**Goal**
Write out the material again exactly, please, and omit the pictures.
═══ Stored records ═══
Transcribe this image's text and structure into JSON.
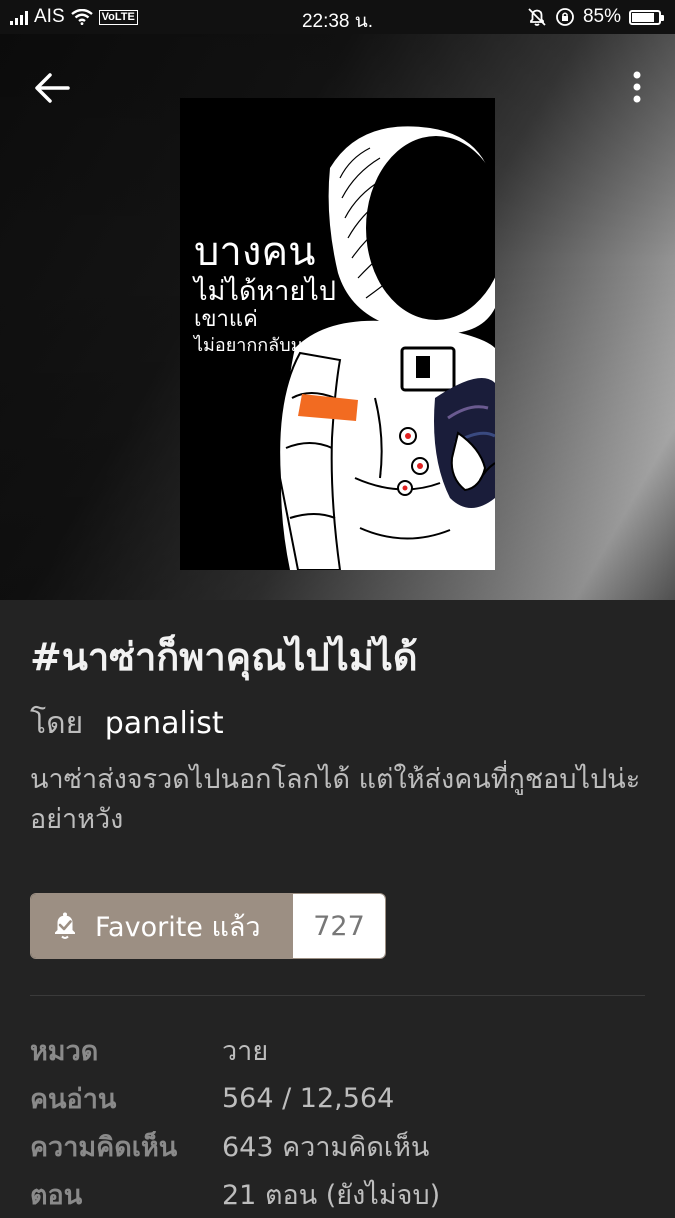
{
  "status_bar": {
    "carrier": "AIS",
    "volte": "VoLTE",
    "time": "22:38 น.",
    "battery": "85%"
  },
  "cover": {
    "line1": "บางคน",
    "line2": "ไม่ได้หายไป",
    "line3": "เขาแค่",
    "line4": "ไม่อยากกลับมา"
  },
  "book": {
    "title": "#นาซ่าก็พาคุณไปไม่ได้",
    "by_label": "โดย",
    "author": "panalist",
    "synopsis": "นาซ่าส่งจรวดไปนอกโลกได้ แต่ให้ส่งคนที่กูชอบไปน่ะอย่าหวัง"
  },
  "favorite": {
    "label": "Favorite แล้ว",
    "count": "727"
  },
  "meta": [
    {
      "label": "หมวด",
      "value": "วาย"
    },
    {
      "label": "คนอ่าน",
      "value": "564 / 12,564"
    },
    {
      "label": "ความคิดเห็น",
      "value": "643 ความคิดเห็น"
    },
    {
      "label": "ตอน",
      "value": "21 ตอน (ยังไม่จบ)"
    }
  ],
  "icons": {
    "back": "back-arrow-icon",
    "more": "more-vert-icon",
    "favorite": "bell-check-icon"
  },
  "colors": {
    "background": "#232323",
    "favorite_button": "#9c8f83",
    "accent_orange": "#f26b21"
  }
}
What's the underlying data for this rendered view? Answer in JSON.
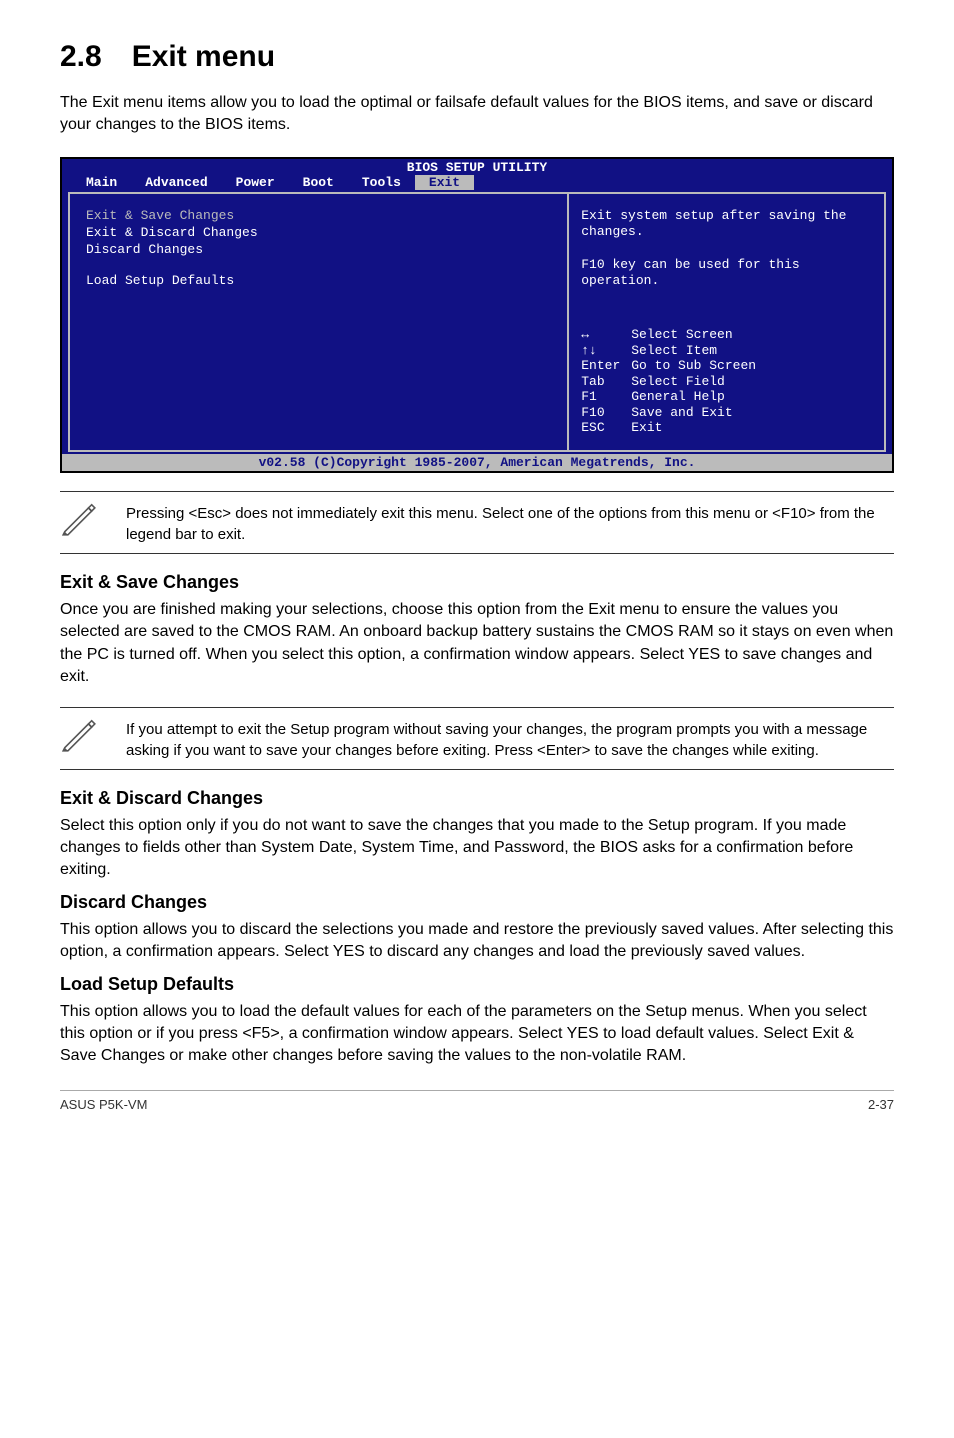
{
  "title": "2.8 Exit menu",
  "intro": "The Exit menu items allow you to load the optimal or failsafe default values for the BIOS items, and save or discard your changes to the BIOS items.",
  "bios": {
    "title": "BIOS SETUP UTILITY",
    "menus": [
      "Main",
      "Advanced",
      "Power",
      "Boot",
      "Tools",
      "Exit"
    ],
    "active_menu": "Exit",
    "left_items": [
      {
        "label": "Exit & Save Changes",
        "hl": true
      },
      {
        "label": "Exit & Discard Changes",
        "hl": false
      },
      {
        "label": "Discard Changes",
        "hl": false
      },
      {
        "label": "Load Setup Defaults",
        "hl": false,
        "gap_before": true
      }
    ],
    "help_top": "Exit system setup after saving the changes.\n\nF10 key can be used for this operation.",
    "nav": [
      {
        "key_glyph": "↔",
        "desc": "Select Screen",
        "special": true
      },
      {
        "key_glyph": "↑↓",
        "desc": "Select Item",
        "special": true
      },
      {
        "key": "Enter",
        "desc": "Go to Sub Screen"
      },
      {
        "key": "Tab",
        "desc": "Select Field"
      },
      {
        "key": "F1",
        "desc": "General Help"
      },
      {
        "key": "F10",
        "desc": "Save and Exit"
      },
      {
        "key": "ESC",
        "desc": "Exit"
      }
    ],
    "footer": "v02.58 (C)Copyright 1985-2007, American Megatrends, Inc."
  },
  "note1": "Pressing <Esc> does not immediately exit this menu. Select one of the options from this menu or <F10> from the legend bar to exit.",
  "sections": {
    "s1_title": "Exit & Save Changes",
    "s1_body": "Once you are finished making your selections, choose this option from the Exit menu to ensure the values you selected are saved to the CMOS RAM. An onboard backup battery sustains the CMOS RAM so it stays on even when the PC is turned off. When you select this option, a confirmation window appears. Select YES to save changes and exit.",
    "note2": " If you attempt to exit the Setup program without saving your changes, the program prompts you with a message asking if you want to save your changes before exiting. Press <Enter>  to save the  changes while exiting.",
    "s2_title": "Exit & Discard Changes",
    "s2_body": "Select this option only if you do not want to save the changes that you  made to the Setup program. If you made changes to fields other than System Date, System Time, and Password, the BIOS asks for a confirmation before exiting.",
    "s3_title": "Discard Changes",
    "s3_body": "This option allows you to discard the selections you made and restore the previously saved values. After selecting this option, a confirmation appears. Select YES to discard any changes and load the previously saved values.",
    "s4_title": "Load Setup Defaults",
    "s4_body": "This option allows you to load the default values for each of the parameters on the Setup menus. When you select this option or if you press <F5>, a confirmation window appears. Select YES to load default values. Select Exit & Save Changes or make other changes before saving the values to the non-volatile RAM."
  },
  "footer_left": "ASUS P5K-VM",
  "footer_right": "2-37"
}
═══
**Answer**
Transcribe this image's text and structure into JSON.
{
  "status_bar": {
    "carrier": "AIS",
    "volte": "VoLTE",
    "time": "22:38 น.",
    "battery": "85%"
  },
  "cover": {
    "line1": "บางคน",
    "line2": "ไม่ได้หายไป",
    "line3": "เขาแค่",
    "line4": "ไม่อยากกลับมา"
  },
  "book": {
    "title": "#นาซ่าก็พาคุณไปไม่ได้",
    "by_label": "โดย",
    "author": "panalist",
    "synopsis": "นาซ่าส่งจรวดไปนอกโลกได้ แต่ให้ส่งคนที่กูชอบไปน่ะอย่าหวัง"
  },
  "favorite": {
    "label": "Favorite แล้ว",
    "count": "727"
  },
  "meta": [
    {
      "label": "หมวด",
      "value": "วาย"
    },
    {
      "label": "คนอ่าน",
      "value": "564 / 12,564"
    },
    {
      "label": "ความคิดเห็น",
      "value": "643 ความคิดเห็น"
    },
    {
      "label": "ตอน",
      "value": "21 ตอน (ยังไม่จบ)"
    }
  ],
  "icons": {
    "back": "back-arrow-icon",
    "more": "more-vert-icon",
    "favorite": "bell-check-icon"
  },
  "colors": {
    "background": "#232323",
    "favorite_button": "#9c8f83",
    "accent_orange": "#f26b21"
  }
}
What's the underlying data for this rendered view? Answer in JSON.
{
  "title": "2.8 Exit menu",
  "intro": "The Exit menu items allow you to load the optimal or failsafe default values for the BIOS items, and save or discard your changes to the BIOS items.",
  "bios": {
    "title": "BIOS SETUP UTILITY",
    "menus": [
      "Main",
      "Advanced",
      "Power",
      "Boot",
      "Tools",
      "Exit"
    ],
    "active_menu": "Exit",
    "left_items": [
      {
        "label": "Exit & Save Changes",
        "hl": true
      },
      {
        "label": "Exit & Discard Changes",
        "hl": false
      },
      {
        "label": "Discard Changes",
        "hl": false
      },
      {
        "label": "Load Setup Defaults",
        "hl": false,
        "gap_before": true
      }
    ],
    "help_top": "Exit system setup after saving the changes.\n\nF10 key can be used for this operation.",
    "nav": [
      {
        "key_glyph": "↔",
        "desc": "Select Screen",
        "special": true
      },
      {
        "key_glyph": "↑↓",
        "desc": "Select Item",
        "special": true
      },
      {
        "key": "Enter",
        "desc": "Go to Sub Screen"
      },
      {
        "key": "Tab",
        "desc": "Select Field"
      },
      {
        "key": "F1",
        "desc": "General Help"
      },
      {
        "key": "F10",
        "desc": "Save and Exit"
      },
      {
        "key": "ESC",
        "desc": "Exit"
      }
    ],
    "footer": "v02.58 (C)Copyright 1985-2007, American Megatrends, Inc."
  },
  "note1": "Pressing <Esc> does not immediately exit this menu. Select one of the options from this menu or <F10> from the legend bar to exit.",
  "sections": {
    "s1_title": "Exit & Save Changes",
    "s1_body": "Once you are finished making your selections, choose this option from the Exit menu to ensure the values you selected are saved to the CMOS RAM. An onboard backup battery sustains the CMOS RAM so it stays on even when the PC is turned off. When you select this option, a confirmation window appears. Select YES to save changes and exit.",
    "note2": " If you attempt to exit the Setup program without saving your changes, the program prompts you with a message asking if you want to save your changes before exiting. Press <Enter>  to save the  changes while exiting.",
    "s2_title": "Exit & Discard Changes",
    "s2_body": "Select this option only if you do not want to save the changes that you  made to the Setup program. If you made changes to fields other than System Date, System Time, and Password, the BIOS asks for a confirmation before exiting.",
    "s3_title": "Discard Changes",
    "s3_body": "This option allows you to discard the selections you made and restore the previously saved values. After selecting this option, a confirmation appears. Select YES to discard any changes and load the previously saved values.",
    "s4_title": "Load Setup Defaults",
    "s4_body": "This option allows you to load the default values for each of the parameters on the Setup menus. When you select this option or if you press <F5>, a confirmation window appears. Select YES to load default values. Select Exit & Save Changes or make other changes before saving the values to the non-volatile RAM."
  },
  "footer_left": "ASUS P5K-VM",
  "footer_right": "2-37"
}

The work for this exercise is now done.